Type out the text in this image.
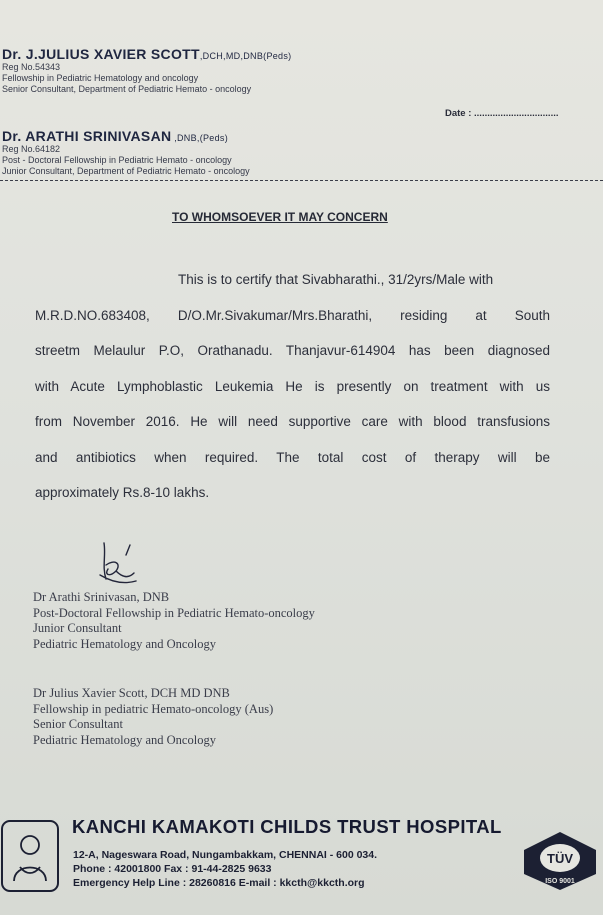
Dr. J.JULIUS XAVIER SCOTT,DCH,MD,DNB(Peds)
Reg No.54343
Fellowship in Pediatric Hematology and oncology
Senior Consultant, Department of Pediatric Hemato - oncology
Date : ................................
Dr. ARATHI SRINIVASAN ,DNB,(Peds)
Reg No.64182
Post - Doctoral Fellowship in Pediatric Hemato - oncology
Junior Consultant, Department of Pediatric Hemato - oncology
TO WHOMSOEVER IT MAY CONCERN
This is to certify that Sivabharathi., 31/2yrs/Male with
M.R.D.NO.683408, D/O.Mr.Sivakumar/Mrs.Bharathi, residing at South
streetm Melaulur P.O, Orathanadu. Thanjavur-614904 has been diagnosed
with Acute Lymphoblastic Leukemia He is presently on treatment with us
from November 2016. He will need supportive care with blood transfusions
and antibiotics when required. The total cost of therapy will be
approximately Rs.8-10 lakhs.
Dr Arathi Srinivasan, DNB
Post-Doctoral Fellowship in Pediatric Hemato-oncology
Junior Consultant
Pediatric Hematology and Oncology
Dr Julius Xavier Scott, DCH MD DNB
Fellowship in pediatric Hemato-oncology (Aus)
Senior Consultant
Pediatric Hematology and Oncology
KANCHI KAMAKOTI CHILDS TRUST HOSPITAL
12-A, Nageswara Road, Nungambakkam, CHENNAI - 600 034.
Phone : 42001800 Fax : 91-44-2825 9633
Emergency Help Line : 28260816 E-mail : kkcth@kkcth.org
TÜV
ISO 9001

> **Short exercise**: Without the pictures, print the whole listing exactly as given.

> **Output for this task**:
Type out the text in this image.
Dr. J.JULIUS XAVIER SCOTT,DCH,MD,DNB(Peds)
Reg No.54343
Fellowship in Pediatric Hematology and oncology
Senior Consultant, Department of Pediatric Hemato - oncology
Date : ................................
Dr. ARATHI SRINIVASAN ,DNB,(Peds)
Reg No.64182
Post - Doctoral Fellowship in Pediatric Hemato - oncology
Junior Consultant, Department of Pediatric Hemato - oncology
TO WHOMSOEVER IT MAY CONCERN
This is to certify that Sivabharathi., 31/2yrs/Male with
M.R.D.NO.683408, D/O.Mr.Sivakumar/Mrs.Bharathi, residing at South
streetm Melaulur P.O, Orathanadu. Thanjavur-614904 has been diagnosed
with Acute Lymphoblastic Leukemia He is presently on treatment with us
from November 2016. He will need supportive care with blood transfusions
and antibiotics when required. The total cost of therapy will be
approximately Rs.8-10 lakhs.
Dr Arathi Srinivasan, DNB
Post-Doctoral Fellowship in Pediatric Hemato-oncology
Junior Consultant
Pediatric Hematology and Oncology
Dr Julius Xavier Scott, DCH MD DNB
Fellowship in pediatric Hemato-oncology (Aus)
Senior Consultant
Pediatric Hematology and Oncology
KANCHI KAMAKOTI CHILDS TRUST HOSPITAL
12-A, Nageswara Road, Nungambakkam, CHENNAI - 600 034.
Phone : 42001800 Fax : 91-44-2825 9633
Emergency Help Line : 28260816 E-mail : kkcth@kkcth.org
TÜV
ISO 9001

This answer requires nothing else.